> **GIVEN DATA**
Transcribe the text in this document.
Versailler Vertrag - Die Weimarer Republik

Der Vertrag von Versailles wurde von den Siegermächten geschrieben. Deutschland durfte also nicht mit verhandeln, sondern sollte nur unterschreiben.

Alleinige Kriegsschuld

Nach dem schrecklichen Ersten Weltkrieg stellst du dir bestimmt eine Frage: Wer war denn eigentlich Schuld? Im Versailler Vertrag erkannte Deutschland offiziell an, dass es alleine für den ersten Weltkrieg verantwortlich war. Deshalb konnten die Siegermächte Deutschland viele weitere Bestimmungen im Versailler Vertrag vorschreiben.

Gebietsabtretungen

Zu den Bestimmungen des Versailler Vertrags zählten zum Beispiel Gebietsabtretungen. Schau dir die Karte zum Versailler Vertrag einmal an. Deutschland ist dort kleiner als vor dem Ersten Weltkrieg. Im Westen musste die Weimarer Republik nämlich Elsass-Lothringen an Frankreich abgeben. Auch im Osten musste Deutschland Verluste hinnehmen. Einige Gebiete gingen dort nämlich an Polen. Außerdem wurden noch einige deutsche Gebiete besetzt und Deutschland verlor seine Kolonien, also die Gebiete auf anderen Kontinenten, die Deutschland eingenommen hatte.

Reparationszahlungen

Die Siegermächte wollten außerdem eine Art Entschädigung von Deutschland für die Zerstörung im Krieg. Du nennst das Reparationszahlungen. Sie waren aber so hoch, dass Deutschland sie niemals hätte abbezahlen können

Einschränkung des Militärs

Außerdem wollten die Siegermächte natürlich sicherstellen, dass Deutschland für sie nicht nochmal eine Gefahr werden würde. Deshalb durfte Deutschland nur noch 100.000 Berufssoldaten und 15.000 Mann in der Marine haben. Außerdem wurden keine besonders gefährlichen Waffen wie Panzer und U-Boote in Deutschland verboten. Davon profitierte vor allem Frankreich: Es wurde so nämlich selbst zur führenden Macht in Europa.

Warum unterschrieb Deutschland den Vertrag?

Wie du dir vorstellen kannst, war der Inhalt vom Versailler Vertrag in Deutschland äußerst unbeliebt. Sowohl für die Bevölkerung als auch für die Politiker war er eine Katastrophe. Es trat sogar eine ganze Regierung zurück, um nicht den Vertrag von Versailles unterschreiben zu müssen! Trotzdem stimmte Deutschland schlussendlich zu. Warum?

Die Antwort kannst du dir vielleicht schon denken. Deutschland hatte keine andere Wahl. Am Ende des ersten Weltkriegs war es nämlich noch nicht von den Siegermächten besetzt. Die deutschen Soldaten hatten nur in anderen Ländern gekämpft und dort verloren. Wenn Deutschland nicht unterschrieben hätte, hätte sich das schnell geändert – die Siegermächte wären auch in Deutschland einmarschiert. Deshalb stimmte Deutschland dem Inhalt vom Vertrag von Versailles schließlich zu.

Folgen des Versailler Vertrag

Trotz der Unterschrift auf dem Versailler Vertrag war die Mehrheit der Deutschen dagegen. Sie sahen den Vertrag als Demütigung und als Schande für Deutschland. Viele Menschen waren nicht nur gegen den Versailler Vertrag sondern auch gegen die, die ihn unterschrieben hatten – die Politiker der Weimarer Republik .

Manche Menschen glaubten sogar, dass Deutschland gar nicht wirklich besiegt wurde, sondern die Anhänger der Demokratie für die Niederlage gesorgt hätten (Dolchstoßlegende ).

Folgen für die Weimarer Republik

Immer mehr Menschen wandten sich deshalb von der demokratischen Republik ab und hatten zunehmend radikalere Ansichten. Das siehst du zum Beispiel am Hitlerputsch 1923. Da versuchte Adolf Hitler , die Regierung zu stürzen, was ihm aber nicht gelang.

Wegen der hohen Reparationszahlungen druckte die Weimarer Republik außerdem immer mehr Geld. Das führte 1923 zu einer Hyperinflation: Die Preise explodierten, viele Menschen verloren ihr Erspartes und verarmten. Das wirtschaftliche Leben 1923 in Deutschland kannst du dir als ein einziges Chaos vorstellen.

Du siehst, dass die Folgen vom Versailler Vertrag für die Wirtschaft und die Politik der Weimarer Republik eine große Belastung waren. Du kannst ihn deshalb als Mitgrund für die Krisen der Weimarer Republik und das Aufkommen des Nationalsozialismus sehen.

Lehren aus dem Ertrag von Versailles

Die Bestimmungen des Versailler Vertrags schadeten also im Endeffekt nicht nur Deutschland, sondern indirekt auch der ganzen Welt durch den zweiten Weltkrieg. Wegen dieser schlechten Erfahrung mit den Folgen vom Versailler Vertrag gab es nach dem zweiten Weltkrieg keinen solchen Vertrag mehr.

> **PROBLEM REQUIREMENTS**
Exactly as written, copy out all the entries above.

> **ANSWER SPACE**
Transcribe the text in this document.
Versailler Vertrag - Die Weimarer Republik

Der Vertrag von Versailles wurde von den Siegermächten geschrieben. Deutschland durfte also nicht mit verhandeln, sondern sollte nur unterschreiben.

Alleinige Kriegsschuld

Nach dem schrecklichen Ersten Weltkrieg stellst du dir bestimmt eine Frage: Wer war denn eigentlich Schuld? Im Versailler Vertrag erkannte Deutschland offiziell an, dass es alleine für den ersten Weltkrieg verantwortlich war. Deshalb konnten die Siegermächte Deutschland viele weitere Bestimmungen im Versailler Vertrag vorschreiben.

Gebietsabtretungen

Zu den Bestimmungen des Versailler Vertrags zählten zum Beispiel Gebietsabtretungen. Schau dir die Karte zum Versailler Vertrag einmal an. Deutschland ist dort kleiner als vor dem Ersten Weltkrieg. Im Westen musste die Weimarer Republik nämlich Elsass-Lothringen an Frankreich abgeben. Auch im Osten musste Deutschland Verluste hinnehmen. Einige Gebiete gingen dort nämlich an Polen. Außerdem wurden noch einige deutsche Gebiete besetzt und Deutschland verlor seine Kolonien, also die Gebiete auf anderen Kontinenten, die Deutschland eingenommen hatte.

Reparationszahlungen

Die Siegermächte wollten außerdem eine Art Entschädigung von Deutschland für die Zerstörung im Krieg. Du nennst das Reparationszahlungen. Sie waren aber so hoch, dass Deutschland sie niemals hätte abbezahlen können

Einschränkung des Militärs

Außerdem wollten die Siegermächte natürlich sicherstellen, dass Deutschland für sie nicht nochmal eine Gefahr werden würde. Deshalb durfte Deutschland nur noch 100.000 Berufssoldaten und 15.000 Mann in der Marine haben. Außerdem wurden keine besonders gefährlichen Waffen wie Panzer und U-Boote in Deutschland verboten. Davon profitierte vor allem Frankreich: Es wurde so nämlich selbst zur führenden Macht in Europa.

Warum unterschrieb Deutschland den Vertrag?

Wie du dir vorstellen kannst, war der Inhalt vom Versailler Vertrag in Deutschland äußerst unbeliebt. Sowohl für die Bevölkerung als auch für die Politiker war er eine Katastrophe. Es trat sogar eine ganze Regierung zurück, um nicht den Vertrag von Versailles unterschreiben zu müssen! Trotzdem stimmte Deutschland schlussendlich zu. Warum?

Die Antwort kannst du dir vielleicht schon denken. Deutschland hatte keine andere Wahl. Am Ende des ersten Weltkriegs war es nämlich noch nicht von den Siegermächten besetzt. Die deutschen Soldaten hatten nur in anderen Ländern gekämpft und dort verloren. Wenn Deutschland nicht unterschrieben hätte, hätte sich das schnell geändert – die Siegermächte wären auch in Deutschland einmarschiert. Deshalb stimmte Deutschland dem Inhalt vom Vertrag von Versailles schließlich zu.

Folgen des Versailler Vertrag

Trotz der Unterschrift auf dem Versailler Vertrag war die Mehrheit der Deutschen dagegen. Sie sahen den Vertrag als Demütigung und als Schande für Deutschland. Viele Menschen waren nicht nur gegen den Versailler Vertrag sondern auch gegen die, die ihn unterschrieben hatten – die Politiker der Weimarer Republik .

Manche Menschen glaubten sogar, dass Deutschland gar nicht wirklich besiegt wurde, sondern die Anhänger der Demokratie für die Niederlage gesorgt hätten (Dolchstoßlegende ).

Folgen für die Weimarer Republik

Immer mehr Menschen wandten sich deshalb von der demokratischen Republik ab und hatten zunehmend radikalere Ansichten. Das siehst du zum Beispiel am Hitlerputsch 1923. Da versuchte Adolf Hitler , die Regierung zu stürzen, was ihm aber nicht gelang.

Wegen der hohen Reparationszahlungen druckte die Weimarer Republik außerdem immer mehr Geld. Das führte 1923 zu einer Hyperinflation: Die Preise explodierten, viele Menschen verloren ihr Erspartes und verarmten. Das wirtschaftliche Leben 1923 in Deutschland kannst du dir als ein einziges Chaos vorstellen.

Du siehst, dass die Folgen vom Versailler Vertrag für die Wirtschaft und die Politik der Weimarer Republik eine große Belastung waren. Du kannst ihn deshalb als Mitgrund für die Krisen der Weimarer Republik und das Aufkommen des Nationalsozialismus sehen.

Lehren aus dem Ertrag von Versailles

Die Bestimmungen des Versailler Vertrags schadeten also im Endeffekt nicht nur Deutschland, sondern indirekt auch der ganzen Welt durch den zweiten Weltkrieg. Wegen dieser schlechten Erfahrung mit den Folgen vom Versailler Vertrag gab es nach dem zweiten Weltkrieg keinen solchen Vertrag mehr.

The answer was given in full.